Problem to work on: Below are records to repeat exactly. Omit the pictures from the copy.

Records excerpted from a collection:
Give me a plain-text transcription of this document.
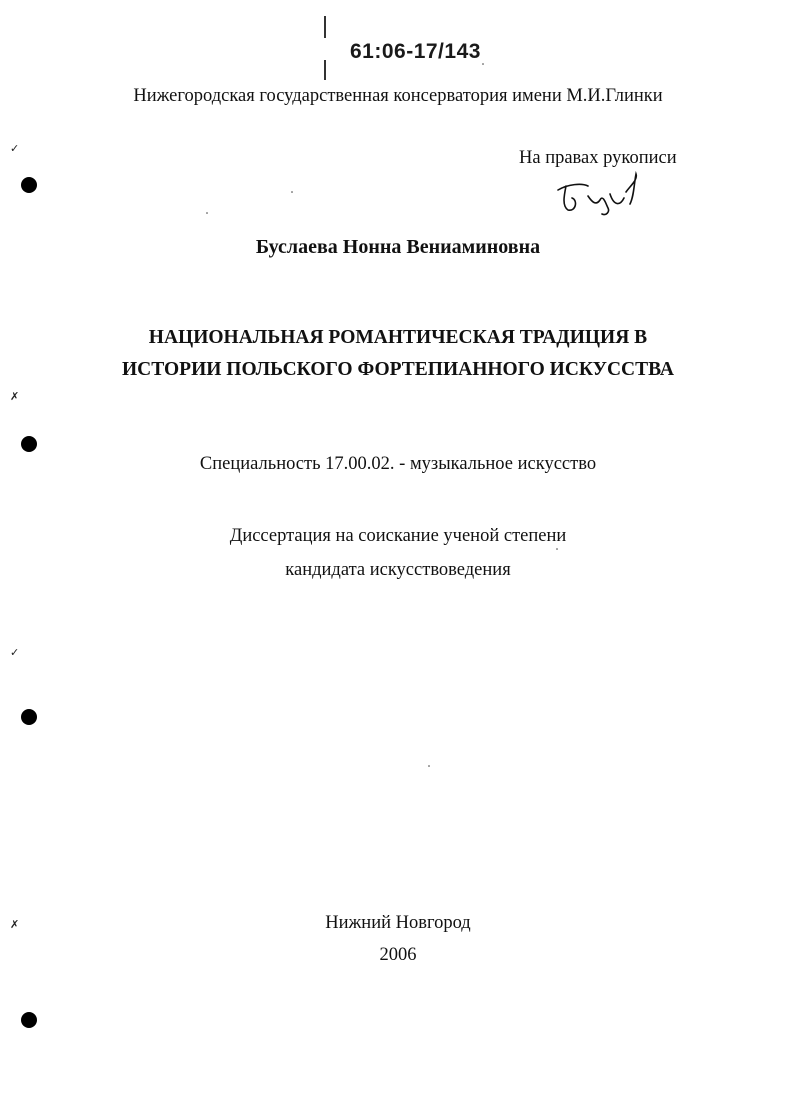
61:06-17/143
Нижегородская государственная консерватория имени М.И.Глинки
На правах рукописи
Буслаева Нонна Вениаминовна
НАЦИОНАЛЬНАЯ РОМАНТИЧЕСКАЯ ТРАДИЦИЯ В
ИСТОРИИ ПОЛЬСКОГО ФОРТЕПИАННОГО ИСКУССТВА
Специальность 17.00.02. - музыкальное искусство
Диссертация на соискание ученой степени
кандидата искусствоведения
Нижний Новгород
2006
✓
✗
✓
✗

Solution below:
Give me a plain-text transcription of this document.
61:06-17/143
Нижегородская государственная консерватория имени М.И.Глинки
На правах рукописи
Буслаева Нонна Вениаминовна
НАЦИОНАЛЬНАЯ РОМАНТИЧЕСКАЯ ТРАДИЦИЯ В
ИСТОРИИ ПОЛЬСКОГО ФОРТЕПИАННОГО ИСКУССТВА
Специальность 17.00.02. - музыкальное искусство
Диссертация на соискание ученой степени
кандидата искусствоведения
Нижний Новгород
2006
✓
✗
✓
✗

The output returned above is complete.